(Structured figure records)

--------

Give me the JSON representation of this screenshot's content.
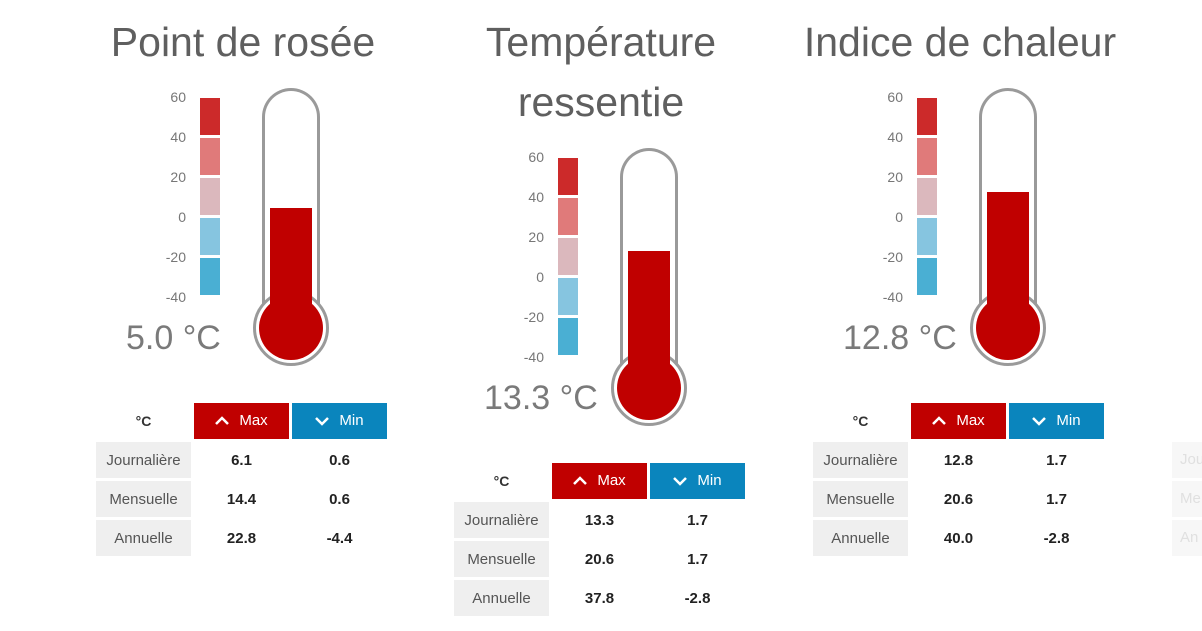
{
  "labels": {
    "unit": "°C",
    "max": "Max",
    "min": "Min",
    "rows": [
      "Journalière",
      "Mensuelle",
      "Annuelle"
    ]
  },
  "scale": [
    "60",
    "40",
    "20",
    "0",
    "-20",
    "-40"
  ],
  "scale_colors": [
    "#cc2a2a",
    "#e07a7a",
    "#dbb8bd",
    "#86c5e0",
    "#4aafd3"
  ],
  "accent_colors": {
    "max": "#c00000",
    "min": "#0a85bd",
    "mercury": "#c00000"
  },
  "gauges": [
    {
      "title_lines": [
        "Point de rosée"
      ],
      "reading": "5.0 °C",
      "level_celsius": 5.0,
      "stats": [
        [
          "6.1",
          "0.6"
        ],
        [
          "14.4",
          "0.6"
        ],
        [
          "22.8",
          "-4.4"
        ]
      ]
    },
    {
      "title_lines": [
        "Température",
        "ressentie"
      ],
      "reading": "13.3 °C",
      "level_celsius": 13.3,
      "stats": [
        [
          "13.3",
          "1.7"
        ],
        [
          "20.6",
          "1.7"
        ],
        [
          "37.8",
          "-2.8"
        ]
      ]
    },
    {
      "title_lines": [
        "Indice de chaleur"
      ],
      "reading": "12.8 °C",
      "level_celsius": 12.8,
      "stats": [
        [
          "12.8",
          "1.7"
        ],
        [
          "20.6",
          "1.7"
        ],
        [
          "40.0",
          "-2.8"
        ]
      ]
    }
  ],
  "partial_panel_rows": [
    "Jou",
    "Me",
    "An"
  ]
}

--------

DIRECTIONS - Reproduce the records above exactly, leaving out every picture they contain.

RESPONSE TO THIS TASK -
Give me the JSON representation of this screenshot's content.
{
  "labels": {
    "unit": "°C",
    "max": "Max",
    "min": "Min",
    "rows": [
      "Journalière",
      "Mensuelle",
      "Annuelle"
    ]
  },
  "scale": [
    "60",
    "40",
    "20",
    "0",
    "-20",
    "-40"
  ],
  "scale_colors": [
    "#cc2a2a",
    "#e07a7a",
    "#dbb8bd",
    "#86c5e0",
    "#4aafd3"
  ],
  "accent_colors": {
    "max": "#c00000",
    "min": "#0a85bd",
    "mercury": "#c00000"
  },
  "gauges": [
    {
      "title_lines": [
        "Point de rosée"
      ],
      "reading": "5.0 °C",
      "level_celsius": 5.0,
      "stats": [
        [
          "6.1",
          "0.6"
        ],
        [
          "14.4",
          "0.6"
        ],
        [
          "22.8",
          "-4.4"
        ]
      ]
    },
    {
      "title_lines": [
        "Température",
        "ressentie"
      ],
      "reading": "13.3 °C",
      "level_celsius": 13.3,
      "stats": [
        [
          "13.3",
          "1.7"
        ],
        [
          "20.6",
          "1.7"
        ],
        [
          "37.8",
          "-2.8"
        ]
      ]
    },
    {
      "title_lines": [
        "Indice de chaleur"
      ],
      "reading": "12.8 °C",
      "level_celsius": 12.8,
      "stats": [
        [
          "12.8",
          "1.7"
        ],
        [
          "20.6",
          "1.7"
        ],
        [
          "40.0",
          "-2.8"
        ]
      ]
    }
  ],
  "partial_panel_rows": [
    "Jou",
    "Me",
    "An"
  ]
}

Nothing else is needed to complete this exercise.